— START Data to process —

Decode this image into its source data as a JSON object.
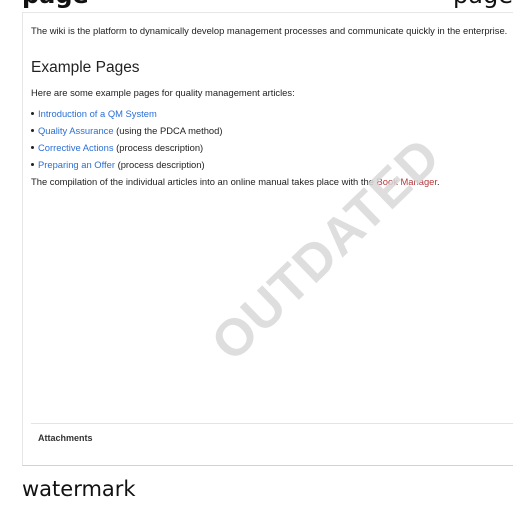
{
  "heading_cut": {
    "left_text": "page",
    "right_text": "page"
  },
  "intro_text": "The wiki is the platform to dynamically develop management processes and communicate quickly in the enterprise.",
  "section": {
    "title": "Example Pages",
    "subtext": "Here are some example pages for quality management articles:"
  },
  "examples": [
    {
      "link": "Introduction of a QM System",
      "suffix": ""
    },
    {
      "link": "Quality Assurance",
      "suffix": " (using the PDCA method)"
    },
    {
      "link": "Corrective Actions",
      "suffix": " (process description)"
    },
    {
      "link": "Preparing an Offer",
      "suffix": " (process description)"
    }
  ],
  "compilation": {
    "prefix": "The compilation of the individual articles into an online manual takes place with the ",
    "link": "Book Manager",
    "suffix": "."
  },
  "attachments_label": "Attachments",
  "watermark_text": "OUTDATED",
  "caption": "watermark",
  "colors": {
    "link": "#2a6fd6",
    "red_link": "#b0393d",
    "watermark": "#d8d8d8"
  }
}
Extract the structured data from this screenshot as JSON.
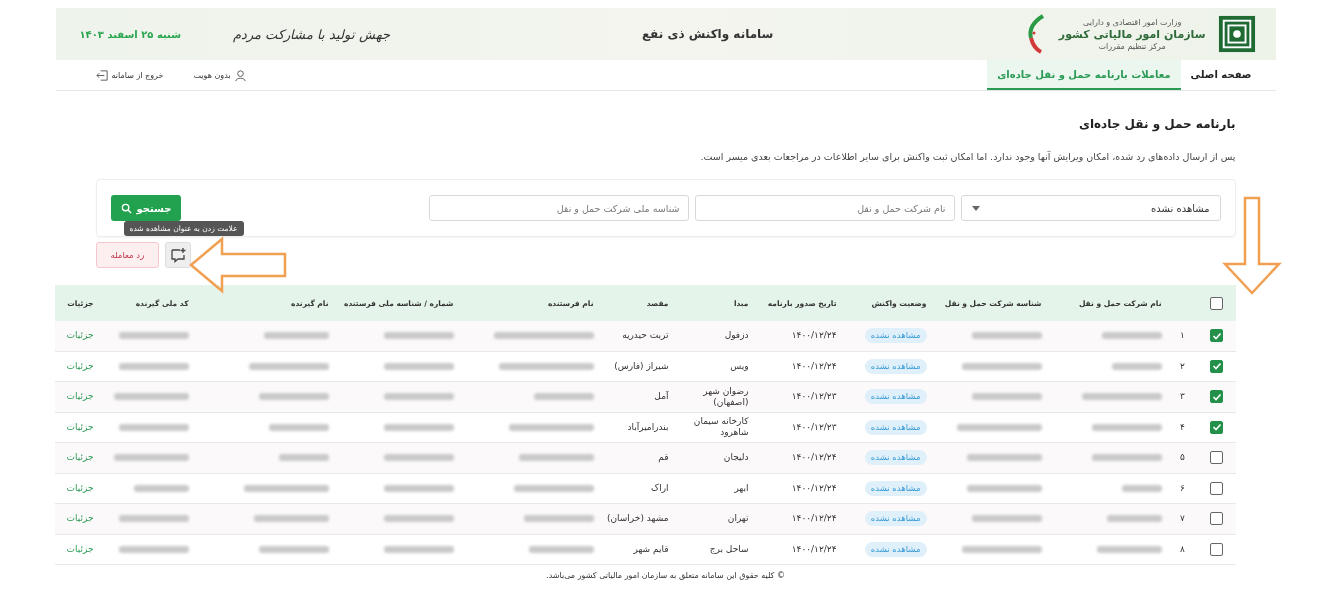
{
  "header": {
    "org_ministry": "وزارت امور اقتصادی و دارایی",
    "org_name": "سازمان امور مالیاتی کشور",
    "org_unit": "مرکز تنظیم مقررات",
    "system_title": "سامانه واکنش ذی نفع",
    "slogan": "جهش تولید با مشارکت مردم",
    "date": "شنبه ۲۵ اسفند ۱۴۰۳"
  },
  "nav": {
    "tabs": [
      {
        "label": "صفحه اصلی",
        "selected": false
      },
      {
        "label": "معاملات بارنامه حمل و نقل جاده‌ای",
        "selected": true
      }
    ],
    "user": "بدون هویت",
    "logout": "خروج از سامانه"
  },
  "page": {
    "title": "بارنامه حمل و نقل جاده‌ای",
    "description": "پس از ارسال داده‌های رد شده، امکان ویرایش آنها وجود ندارد. اما امکان ثبت واکنش برای سایر اطلاعات در مراجعات بعدی میسر است."
  },
  "filters": {
    "status_select": {
      "value": "مشاهده نشده"
    },
    "company_name": {
      "placeholder": "نام شرکت حمل و نقل"
    },
    "company_id": {
      "placeholder": "شناسه ملی شرکت حمل و نقل"
    },
    "search_button": "جستجو"
  },
  "actions": {
    "reject_button": "رد معامله",
    "tooltip": "علامت زدن به عنوان مشاهده شده"
  },
  "table": {
    "select_all_checked": false,
    "columns": [
      "نام شرکت حمل و نقل",
      "شناسه شرکت حمل و نقل",
      "وضعیت واکنش",
      "تاریخ صدور بارنامه",
      "مبدا",
      "مقصد",
      "نام فرستنده",
      "شماره / شناسه ملی فرستنده",
      "نام گیرنده",
      "کد ملی گیرنده",
      "جزئیات"
    ],
    "rows": [
      {
        "index": "۱",
        "checked": true,
        "status": "مشاهده نشده",
        "date": "۱۴۰۰/۱۲/۲۴",
        "origin": "دزفول",
        "destination": "تربت حیدریه",
        "link": "جزئیات"
      },
      {
        "index": "۲",
        "checked": true,
        "status": "مشاهده نشده",
        "date": "۱۴۰۰/۱۲/۲۴",
        "origin": "ویس",
        "destination": "شیراز (فارس)",
        "link": "جزئیات"
      },
      {
        "index": "۳",
        "checked": true,
        "status": "مشاهده نشده",
        "date": "۱۴۰۰/۱۲/۲۳",
        "origin": "رضوان شهر (اصفهان)",
        "destination": "آمل",
        "link": "جزئیات"
      },
      {
        "index": "۴",
        "checked": true,
        "status": "مشاهده نشده",
        "date": "۱۴۰۰/۱۲/۲۳",
        "origin": "کارخانه سیمان شاهرود",
        "destination": "بندرامیرآباد",
        "link": "جزئیات"
      },
      {
        "index": "۵",
        "checked": false,
        "status": "مشاهده نشده",
        "date": "۱۴۰۰/۱۲/۲۴",
        "origin": "دلیجان",
        "destination": "قم",
        "link": "جزئیات"
      },
      {
        "index": "۶",
        "checked": false,
        "status": "مشاهده نشده",
        "date": "۱۴۰۰/۱۲/۲۴",
        "origin": "ابهر",
        "destination": "اراک",
        "link": "جزئیات"
      },
      {
        "index": "۷",
        "checked": false,
        "status": "مشاهده نشده",
        "date": "۱۴۰۰/۱۲/۲۴",
        "origin": "تهران",
        "destination": "مشهد (خراسان)",
        "link": "جزئیات"
      },
      {
        "index": "۸",
        "checked": false,
        "status": "مشاهده نشده",
        "date": "۱۴۰۰/۱۲/۲۴",
        "origin": "ساحل برج",
        "destination": "قایم شهر",
        "link": "جزئیات"
      }
    ]
  },
  "footer": "© کلیه حقوق این سامانه متعلق به سازمان امور مالیاتی کشور می‌باشد."
}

— END Data to process —

What is being asked:
Pictures are excluded; output everything else in the data verbatim.

Solution to this task:
Decode this image into its source data as a JSON object.
{
  "heading_cut": {
    "left_text": "page",
    "right_text": "page"
  },
  "intro_text": "The wiki is the platform to dynamically develop management processes and communicate quickly in the enterprise.",
  "section": {
    "title": "Example Pages",
    "subtext": "Here are some example pages for quality management articles:"
  },
  "examples": [
    {
      "link": "Introduction of a QM System",
      "suffix": ""
    },
    {
      "link": "Quality Assurance",
      "suffix": " (using the PDCA method)"
    },
    {
      "link": "Corrective Actions",
      "suffix": " (process description)"
    },
    {
      "link": "Preparing an Offer",
      "suffix": " (process description)"
    }
  ],
  "compilation": {
    "prefix": "The compilation of the individual articles into an online manual takes place with the ",
    "link": "Book Manager",
    "suffix": "."
  },
  "attachments_label": "Attachments",
  "watermark_text": "OUTDATED",
  "caption": "watermark",
  "colors": {
    "link": "#2a6fd6",
    "red_link": "#b0393d",
    "watermark": "#d8d8d8"
  }
}
Extract the structured data from this screenshot as JSON.
{
  "header": {
    "org_ministry": "وزارت امور اقتصادی و دارایی",
    "org_name": "سازمان امور مالیاتی کشور",
    "org_unit": "مرکز تنظیم مقررات",
    "system_title": "سامانه واکنش ذی نفع",
    "slogan": "جهش تولید با مشارکت مردم",
    "date": "شنبه ۲۵ اسفند ۱۴۰۳"
  },
  "nav": {
    "tabs": [
      {
        "label": "صفحه اصلی",
        "selected": false
      },
      {
        "label": "معاملات بارنامه حمل و نقل جاده‌ای",
        "selected": true
      }
    ],
    "user": "بدون هویت",
    "logout": "خروج از سامانه"
  },
  "page": {
    "title": "بارنامه حمل و نقل جاده‌ای",
    "description": "پس از ارسال داده‌های رد شده، امکان ویرایش آنها وجود ندارد. اما امکان ثبت واکنش برای سایر اطلاعات در مراجعات بعدی میسر است."
  },
  "filters": {
    "status_select": {
      "value": "مشاهده نشده"
    },
    "company_name": {
      "placeholder": "نام شرکت حمل و نقل"
    },
    "company_id": {
      "placeholder": "شناسه ملی شرکت حمل و نقل"
    },
    "search_button": "جستجو"
  },
  "actions": {
    "reject_button": "رد معامله",
    "tooltip": "علامت زدن به عنوان مشاهده شده"
  },
  "table": {
    "select_all_checked": false,
    "columns": [
      "نام شرکت حمل و نقل",
      "شناسه شرکت حمل و نقل",
      "وضعیت واکنش",
      "تاریخ صدور بارنامه",
      "مبدا",
      "مقصد",
      "نام فرستنده",
      "شماره / شناسه ملی فرستنده",
      "نام گیرنده",
      "کد ملی گیرنده",
      "جزئیات"
    ],
    "rows": [
      {
        "index": "۱",
        "checked": true,
        "status": "مشاهده نشده",
        "date": "۱۴۰۰/۱۲/۲۴",
        "origin": "دزفول",
        "destination": "تربت حیدریه",
        "link": "جزئیات"
      },
      {
        "index": "۲",
        "checked": true,
        "status": "مشاهده نشده",
        "date": "۱۴۰۰/۱۲/۲۴",
        "origin": "ویس",
        "destination": "شیراز (فارس)",
        "link": "جزئیات"
      },
      {
        "index": "۳",
        "checked": true,
        "status": "مشاهده نشده",
        "date": "۱۴۰۰/۱۲/۲۳",
        "origin": "رضوان شهر (اصفهان)",
        "destination": "آمل",
        "link": "جزئیات"
      },
      {
        "index": "۴",
        "checked": true,
        "status": "مشاهده نشده",
        "date": "۱۴۰۰/۱۲/۲۳",
        "origin": "کارخانه سیمان شاهرود",
        "destination": "بندرامیرآباد",
        "link": "جزئیات"
      },
      {
        "index": "۵",
        "checked": false,
        "status": "مشاهده نشده",
        "date": "۱۴۰۰/۱۲/۲۴",
        "origin": "دلیجان",
        "destination": "قم",
        "link": "جزئیات"
      },
      {
        "index": "۶",
        "checked": false,
        "status": "مشاهده نشده",
        "date": "۱۴۰۰/۱۲/۲۴",
        "origin": "ابهر",
        "destination": "اراک",
        "link": "جزئیات"
      },
      {
        "index": "۷",
        "checked": false,
        "status": "مشاهده نشده",
        "date": "۱۴۰۰/۱۲/۲۴",
        "origin": "تهران",
        "destination": "مشهد (خراسان)",
        "link": "جزئیات"
      },
      {
        "index": "۸",
        "checked": false,
        "status": "مشاهده نشده",
        "date": "۱۴۰۰/۱۲/۲۴",
        "origin": "ساحل برج",
        "destination": "قایم شهر",
        "link": "جزئیات"
      }
    ]
  },
  "footer": "© کلیه حقوق این سامانه متعلق به سازمان امور مالیاتی کشور می‌باشد."
}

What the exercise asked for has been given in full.